→ **RECORD EXCERPTS**

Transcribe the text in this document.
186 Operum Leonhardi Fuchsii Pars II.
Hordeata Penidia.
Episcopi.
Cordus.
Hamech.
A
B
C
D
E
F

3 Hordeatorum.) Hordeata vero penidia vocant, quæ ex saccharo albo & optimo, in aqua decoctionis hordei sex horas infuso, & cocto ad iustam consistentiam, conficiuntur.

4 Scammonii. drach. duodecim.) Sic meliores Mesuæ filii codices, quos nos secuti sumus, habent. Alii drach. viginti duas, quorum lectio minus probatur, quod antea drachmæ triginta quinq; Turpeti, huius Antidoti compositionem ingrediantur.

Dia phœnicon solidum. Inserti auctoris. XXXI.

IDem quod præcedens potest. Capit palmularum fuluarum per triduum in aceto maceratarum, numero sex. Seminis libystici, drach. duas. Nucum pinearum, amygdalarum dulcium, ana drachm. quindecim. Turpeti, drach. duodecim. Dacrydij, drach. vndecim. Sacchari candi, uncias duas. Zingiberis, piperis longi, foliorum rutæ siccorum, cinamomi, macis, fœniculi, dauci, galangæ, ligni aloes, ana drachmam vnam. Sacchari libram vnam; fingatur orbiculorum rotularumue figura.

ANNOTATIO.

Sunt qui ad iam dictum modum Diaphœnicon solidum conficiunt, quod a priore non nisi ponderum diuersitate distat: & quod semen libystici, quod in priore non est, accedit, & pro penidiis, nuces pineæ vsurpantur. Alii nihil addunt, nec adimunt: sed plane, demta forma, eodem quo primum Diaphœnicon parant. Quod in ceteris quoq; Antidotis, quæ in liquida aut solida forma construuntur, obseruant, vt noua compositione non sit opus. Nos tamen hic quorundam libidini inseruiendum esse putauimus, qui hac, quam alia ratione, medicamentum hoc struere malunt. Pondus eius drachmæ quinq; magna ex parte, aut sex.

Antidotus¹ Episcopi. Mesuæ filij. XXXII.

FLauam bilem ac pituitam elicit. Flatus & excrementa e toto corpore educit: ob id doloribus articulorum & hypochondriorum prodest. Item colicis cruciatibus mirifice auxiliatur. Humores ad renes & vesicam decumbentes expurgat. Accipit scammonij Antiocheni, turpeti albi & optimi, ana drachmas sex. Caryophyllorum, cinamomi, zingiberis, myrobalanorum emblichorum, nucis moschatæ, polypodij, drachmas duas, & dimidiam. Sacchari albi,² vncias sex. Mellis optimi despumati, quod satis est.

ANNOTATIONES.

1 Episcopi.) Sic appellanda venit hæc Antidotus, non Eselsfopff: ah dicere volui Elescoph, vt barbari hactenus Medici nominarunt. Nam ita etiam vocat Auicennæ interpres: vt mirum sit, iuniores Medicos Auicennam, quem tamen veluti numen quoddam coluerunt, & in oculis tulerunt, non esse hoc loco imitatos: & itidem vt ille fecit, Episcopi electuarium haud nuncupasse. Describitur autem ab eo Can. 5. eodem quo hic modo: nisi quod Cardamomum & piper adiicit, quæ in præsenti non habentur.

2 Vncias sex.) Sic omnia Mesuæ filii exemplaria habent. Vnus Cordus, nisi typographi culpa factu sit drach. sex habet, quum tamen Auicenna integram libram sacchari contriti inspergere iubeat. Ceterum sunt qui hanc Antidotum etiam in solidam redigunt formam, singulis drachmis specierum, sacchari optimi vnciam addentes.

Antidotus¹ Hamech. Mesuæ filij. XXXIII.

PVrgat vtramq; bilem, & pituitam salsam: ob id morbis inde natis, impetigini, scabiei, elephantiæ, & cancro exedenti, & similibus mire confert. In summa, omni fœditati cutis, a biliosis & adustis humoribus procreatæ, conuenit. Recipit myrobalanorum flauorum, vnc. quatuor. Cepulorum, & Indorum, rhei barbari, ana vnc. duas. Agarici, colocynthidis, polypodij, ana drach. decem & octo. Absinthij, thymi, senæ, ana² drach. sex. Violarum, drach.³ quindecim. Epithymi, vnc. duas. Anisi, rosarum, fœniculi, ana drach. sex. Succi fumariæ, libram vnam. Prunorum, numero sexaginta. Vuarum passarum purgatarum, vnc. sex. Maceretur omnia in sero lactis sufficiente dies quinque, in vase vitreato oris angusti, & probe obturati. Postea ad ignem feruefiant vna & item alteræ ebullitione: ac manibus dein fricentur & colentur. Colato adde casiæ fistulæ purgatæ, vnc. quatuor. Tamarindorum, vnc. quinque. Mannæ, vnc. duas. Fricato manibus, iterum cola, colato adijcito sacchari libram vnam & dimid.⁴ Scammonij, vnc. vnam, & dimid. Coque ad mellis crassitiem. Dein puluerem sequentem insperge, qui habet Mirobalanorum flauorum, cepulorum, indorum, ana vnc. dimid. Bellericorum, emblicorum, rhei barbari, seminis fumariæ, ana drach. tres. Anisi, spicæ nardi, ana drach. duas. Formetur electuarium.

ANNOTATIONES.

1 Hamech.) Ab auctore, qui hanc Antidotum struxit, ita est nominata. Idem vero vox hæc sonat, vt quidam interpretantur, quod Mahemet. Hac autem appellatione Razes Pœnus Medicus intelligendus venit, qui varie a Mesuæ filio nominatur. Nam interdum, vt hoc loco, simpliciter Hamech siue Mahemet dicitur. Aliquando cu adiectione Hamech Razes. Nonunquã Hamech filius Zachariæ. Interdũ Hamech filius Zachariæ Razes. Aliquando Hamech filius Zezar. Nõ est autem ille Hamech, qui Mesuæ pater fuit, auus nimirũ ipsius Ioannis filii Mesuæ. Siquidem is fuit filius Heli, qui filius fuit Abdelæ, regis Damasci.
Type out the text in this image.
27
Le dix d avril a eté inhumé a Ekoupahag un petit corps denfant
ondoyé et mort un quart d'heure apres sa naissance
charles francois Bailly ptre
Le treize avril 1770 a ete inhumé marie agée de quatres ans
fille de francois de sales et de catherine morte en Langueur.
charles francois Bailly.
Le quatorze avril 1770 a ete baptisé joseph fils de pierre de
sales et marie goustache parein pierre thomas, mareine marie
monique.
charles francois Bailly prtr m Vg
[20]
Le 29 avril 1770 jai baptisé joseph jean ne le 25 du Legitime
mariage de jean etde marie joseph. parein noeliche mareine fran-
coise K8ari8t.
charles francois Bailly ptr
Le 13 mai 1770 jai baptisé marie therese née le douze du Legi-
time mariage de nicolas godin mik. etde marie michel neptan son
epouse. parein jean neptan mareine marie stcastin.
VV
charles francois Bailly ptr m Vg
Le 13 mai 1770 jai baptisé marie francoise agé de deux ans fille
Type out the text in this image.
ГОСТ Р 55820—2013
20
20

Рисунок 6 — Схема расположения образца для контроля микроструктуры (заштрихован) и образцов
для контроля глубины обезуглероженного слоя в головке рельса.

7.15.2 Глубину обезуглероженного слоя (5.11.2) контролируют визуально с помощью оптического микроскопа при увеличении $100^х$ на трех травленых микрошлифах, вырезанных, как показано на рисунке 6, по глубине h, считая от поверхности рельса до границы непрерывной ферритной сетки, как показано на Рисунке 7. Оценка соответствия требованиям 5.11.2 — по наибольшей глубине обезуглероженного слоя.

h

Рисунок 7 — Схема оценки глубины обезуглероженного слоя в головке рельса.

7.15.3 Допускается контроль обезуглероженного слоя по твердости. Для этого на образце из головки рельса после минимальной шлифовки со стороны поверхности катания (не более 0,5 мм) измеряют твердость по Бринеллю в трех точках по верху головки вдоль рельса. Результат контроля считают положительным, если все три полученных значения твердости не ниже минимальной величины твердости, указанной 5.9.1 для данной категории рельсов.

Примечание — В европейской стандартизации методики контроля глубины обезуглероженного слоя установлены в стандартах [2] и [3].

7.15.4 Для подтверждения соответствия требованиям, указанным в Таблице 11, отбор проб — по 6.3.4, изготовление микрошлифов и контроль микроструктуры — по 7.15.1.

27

→ **EXERCISE REQUIREMENTS**
Look through the records and gather every line containing "Рисунок".

→ **ANSWER TO THIS EXERCISE**
Рисунок 6 — Схема расположения образца для контроля микроструктуры (заштрихован) и образцов
Рисунок 7 — Схема оценки глубины обезуглероженного слоя в головке рельса.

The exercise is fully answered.